* **REQUIRED TASK**: The records that follow must be reproduced in full, exactly as written.

Stored data
'''

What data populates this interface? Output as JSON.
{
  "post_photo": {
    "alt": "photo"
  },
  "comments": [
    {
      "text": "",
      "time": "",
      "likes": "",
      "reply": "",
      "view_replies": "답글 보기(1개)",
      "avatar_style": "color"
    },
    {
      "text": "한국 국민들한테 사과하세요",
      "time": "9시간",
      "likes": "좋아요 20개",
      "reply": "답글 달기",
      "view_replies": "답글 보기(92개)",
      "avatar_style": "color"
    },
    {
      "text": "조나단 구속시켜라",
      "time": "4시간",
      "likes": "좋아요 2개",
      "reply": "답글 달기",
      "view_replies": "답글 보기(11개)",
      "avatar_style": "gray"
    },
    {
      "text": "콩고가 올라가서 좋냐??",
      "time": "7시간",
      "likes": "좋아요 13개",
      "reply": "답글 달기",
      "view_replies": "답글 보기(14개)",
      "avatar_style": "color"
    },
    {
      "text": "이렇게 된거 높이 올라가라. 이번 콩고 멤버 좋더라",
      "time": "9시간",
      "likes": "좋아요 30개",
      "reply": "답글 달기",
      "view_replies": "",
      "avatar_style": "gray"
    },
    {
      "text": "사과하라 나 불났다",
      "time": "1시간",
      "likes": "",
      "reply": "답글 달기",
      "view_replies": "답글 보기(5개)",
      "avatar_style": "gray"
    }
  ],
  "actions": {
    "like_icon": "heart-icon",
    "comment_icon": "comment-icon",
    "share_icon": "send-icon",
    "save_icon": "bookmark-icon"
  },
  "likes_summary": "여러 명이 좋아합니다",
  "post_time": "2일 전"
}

'''

* **ANSWER TO THIS EXERCISE**:
What data populates this interface? Output as JSON.
{
  "post_photo": {
    "alt": "photo"
  },
  "comments": [
    {
      "text": "",
      "time": "",
      "likes": "",
      "reply": "",
      "view_replies": "답글 보기(1개)",
      "avatar_style": "color"
    },
    {
      "text": "한국 국민들한테 사과하세요",
      "time": "9시간",
      "likes": "좋아요 20개",
      "reply": "답글 달기",
      "view_replies": "답글 보기(92개)",
      "avatar_style": "color"
    },
    {
      "text": "조나단 구속시켜라",
      "time": "4시간",
      "likes": "좋아요 2개",
      "reply": "답글 달기",
      "view_replies": "답글 보기(11개)",
      "avatar_style": "gray"
    },
    {
      "text": "콩고가 올라가서 좋냐??",
      "time": "7시간",
      "likes": "좋아요 13개",
      "reply": "답글 달기",
      "view_replies": "답글 보기(14개)",
      "avatar_style": "color"
    },
    {
      "text": "이렇게 된거 높이 올라가라. 이번 콩고 멤버 좋더라",
      "time": "9시간",
      "likes": "좋아요 30개",
      "reply": "답글 달기",
      "view_replies": "",
      "avatar_style": "gray"
    },
    {
      "text": "사과하라 나 불났다",
      "time": "1시간",
      "likes": "",
      "reply": "답글 달기",
      "view_replies": "답글 보기(5개)",
      "avatar_style": "gray"
    }
  ],
  "actions": {
    "like_icon": "heart-icon",
    "comment_icon": "comment-icon",
    "share_icon": "send-icon",
    "save_icon": "bookmark-icon"
  },
  "likes_summary": "여러 명이 좋아합니다",
  "post_time": "2일 전"
}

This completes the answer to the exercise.